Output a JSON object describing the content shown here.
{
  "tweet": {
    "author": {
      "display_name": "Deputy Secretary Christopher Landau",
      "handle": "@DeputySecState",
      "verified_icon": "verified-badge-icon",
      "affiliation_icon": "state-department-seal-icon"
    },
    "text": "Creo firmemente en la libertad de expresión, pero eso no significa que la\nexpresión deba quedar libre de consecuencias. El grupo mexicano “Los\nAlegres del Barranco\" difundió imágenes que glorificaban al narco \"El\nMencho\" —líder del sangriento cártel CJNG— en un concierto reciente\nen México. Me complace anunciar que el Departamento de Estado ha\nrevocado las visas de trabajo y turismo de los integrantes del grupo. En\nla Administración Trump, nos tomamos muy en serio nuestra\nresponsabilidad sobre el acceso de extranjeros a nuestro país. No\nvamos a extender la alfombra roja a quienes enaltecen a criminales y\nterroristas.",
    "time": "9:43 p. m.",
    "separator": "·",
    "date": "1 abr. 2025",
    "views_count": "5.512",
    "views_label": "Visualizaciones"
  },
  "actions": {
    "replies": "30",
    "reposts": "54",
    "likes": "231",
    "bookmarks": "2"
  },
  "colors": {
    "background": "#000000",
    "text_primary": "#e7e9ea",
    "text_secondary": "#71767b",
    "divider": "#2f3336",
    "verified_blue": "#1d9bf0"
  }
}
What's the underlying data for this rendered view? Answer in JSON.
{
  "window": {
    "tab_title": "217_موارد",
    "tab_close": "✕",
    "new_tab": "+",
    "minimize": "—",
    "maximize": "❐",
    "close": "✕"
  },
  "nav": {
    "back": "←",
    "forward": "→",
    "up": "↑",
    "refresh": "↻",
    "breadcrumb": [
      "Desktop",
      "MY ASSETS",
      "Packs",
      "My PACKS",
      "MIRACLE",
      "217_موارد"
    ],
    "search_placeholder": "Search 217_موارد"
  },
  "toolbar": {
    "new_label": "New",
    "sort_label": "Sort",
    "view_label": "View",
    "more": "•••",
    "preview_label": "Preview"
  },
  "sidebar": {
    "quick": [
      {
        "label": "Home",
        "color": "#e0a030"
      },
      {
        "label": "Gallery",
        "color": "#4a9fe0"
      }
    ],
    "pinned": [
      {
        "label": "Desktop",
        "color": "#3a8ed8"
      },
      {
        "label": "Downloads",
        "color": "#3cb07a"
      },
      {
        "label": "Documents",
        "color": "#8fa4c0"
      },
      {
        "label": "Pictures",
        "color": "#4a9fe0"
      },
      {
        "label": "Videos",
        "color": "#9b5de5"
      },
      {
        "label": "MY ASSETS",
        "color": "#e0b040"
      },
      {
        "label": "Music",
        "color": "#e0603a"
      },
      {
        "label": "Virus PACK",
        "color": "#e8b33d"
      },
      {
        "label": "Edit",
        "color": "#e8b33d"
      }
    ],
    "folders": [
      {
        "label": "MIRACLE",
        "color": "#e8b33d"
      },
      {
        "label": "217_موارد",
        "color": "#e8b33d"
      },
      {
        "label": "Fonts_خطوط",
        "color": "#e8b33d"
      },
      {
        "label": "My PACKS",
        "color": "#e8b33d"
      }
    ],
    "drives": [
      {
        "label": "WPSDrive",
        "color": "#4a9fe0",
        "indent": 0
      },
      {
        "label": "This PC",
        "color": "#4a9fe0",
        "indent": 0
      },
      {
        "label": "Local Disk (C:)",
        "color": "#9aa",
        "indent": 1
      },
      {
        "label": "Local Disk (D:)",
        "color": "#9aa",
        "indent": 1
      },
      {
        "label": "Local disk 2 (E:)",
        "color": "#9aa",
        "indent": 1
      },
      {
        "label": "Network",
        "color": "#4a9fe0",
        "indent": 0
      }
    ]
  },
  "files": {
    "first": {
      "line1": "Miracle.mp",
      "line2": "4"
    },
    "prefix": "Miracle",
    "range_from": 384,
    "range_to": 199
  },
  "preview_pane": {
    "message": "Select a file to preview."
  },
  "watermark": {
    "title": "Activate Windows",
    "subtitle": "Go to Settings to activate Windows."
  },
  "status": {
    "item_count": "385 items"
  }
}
··········
### Task to carry out
Output all of the data exactly as given.

### Solution for this task
Output a JSON object describing the content shown here.
{
  "tweet": {
    "author": {
      "display_name": "Deputy Secretary Christopher Landau",
      "handle": "@DeputySecState",
      "verified_icon": "verified-badge-icon",
      "affiliation_icon": "state-department-seal-icon"
    },
    "text": "Creo firmemente en la libertad de expresión, pero eso no significa que la\nexpresión deba quedar libre de consecuencias. El grupo mexicano “Los\nAlegres del Barranco\" difundió imágenes que glorificaban al narco \"El\nMencho\" —líder del sangriento cártel CJNG— en un concierto reciente\nen México. Me complace anunciar que el Departamento de Estado ha\nrevocado las visas de trabajo y turismo de los integrantes del grupo. En\nla Administración Trump, nos tomamos muy en serio nuestra\nresponsabilidad sobre el acceso de extranjeros a nuestro país. No\nvamos a extender la alfombra roja a quienes enaltecen a criminales y\nterroristas.",
    "time": "9:43 p. m.",
    "separator": "·",
    "date": "1 abr. 2025",
    "views_count": "5.512",
    "views_label": "Visualizaciones"
  },
  "actions": {
    "replies": "30",
    "reposts": "54",
    "likes": "231",
    "bookmarks": "2"
  },
  "colors": {
    "background": "#000000",
    "text_primary": "#e7e9ea",
    "text_secondary": "#71767b",
    "divider": "#2f3336",
    "verified_blue": "#1d9bf0"
  }
}
What's the underlying data for this rendered view? Answer in JSON.
{
  "window": {
    "tab_title": "217_موارد",
    "tab_close": "✕",
    "new_tab": "+",
    "minimize": "—",
    "maximize": "❐",
    "close": "✕"
  },
  "nav": {
    "back": "←",
    "forward": "→",
    "up": "↑",
    "refresh": "↻",
    "breadcrumb": [
      "Desktop",
      "MY ASSETS",
      "Packs",
      "My PACKS",
      "MIRACLE",
      "217_موارد"
    ],
    "search_placeholder": "Search 217_موارد"
  },
  "toolbar": {
    "new_label": "New",
    "sort_label": "Sort",
    "view_label": "View",
    "more": "•••",
    "preview_label": "Preview"
  },
  "sidebar": {
    "quick": [
      {
        "label": "Home",
        "color": "#e0a030"
      },
      {
        "label": "Gallery",
        "color": "#4a9fe0"
      }
    ],
    "pinned": [
      {
        "label": "Desktop",
        "color": "#3a8ed8"
      },
      {
        "label": "Downloads",
        "color": "#3cb07a"
      },
      {
        "label": "Documents",
        "color": "#8fa4c0"
      },
      {
        "label": "Pictures",
        "color": "#4a9fe0"
      },
      {
        "label": "Videos",
        "color": "#9b5de5"
      },
      {
        "label": "MY ASSETS",
        "color": "#e0b040"
      },
      {
        "label": "Music",
        "color": "#e0603a"
      },
      {
        "label": "Virus PACK",
        "color": "#e8b33d"
      },
      {
        "label": "Edit",
        "color": "#e8b33d"
      }
    ],
    "folders": [
      {
        "label": "MIRACLE",
        "color": "#e8b33d"
      },
      {
        "label": "217_موارد",
        "color": "#e8b33d"
      },
      {
        "label": "Fonts_خطوط",
        "color": "#e8b33d"
      },
      {
        "label": "My PACKS",
        "color": "#e8b33d"
      }
    ],
    "drives": [
      {
        "label": "WPSDrive",
        "color": "#4a9fe0",
        "indent": 0
      },
      {
        "label": "This PC",
        "color": "#4a9fe0",
        "indent": 0
      },
      {
        "label": "Local Disk (C:)",
        "color": "#9aa",
        "indent": 1
      },
      {
        "label": "Local Disk (D:)",
        "color": "#9aa",
        "indent": 1
      },
      {
        "label": "Local disk 2 (E:)",
        "color": "#9aa",
        "indent": 1
      },
      {
        "label": "Network",
        "color": "#4a9fe0",
        "indent": 0
      }
    ]
  },
  "files": {
    "first": {
      "line1": "Miracle.mp",
      "line2": "4"
    },
    "prefix": "Miracle",
    "range_from": 384,
    "range_to": 199
  },
  "preview_pane": {
    "message": "Select a file to preview."
  },
  "watermark": {
    "title": "Activate Windows",
    "subtitle": "Go to Settings to activate Windows."
  },
  "status": {
    "item_count": "385 items"
  }
}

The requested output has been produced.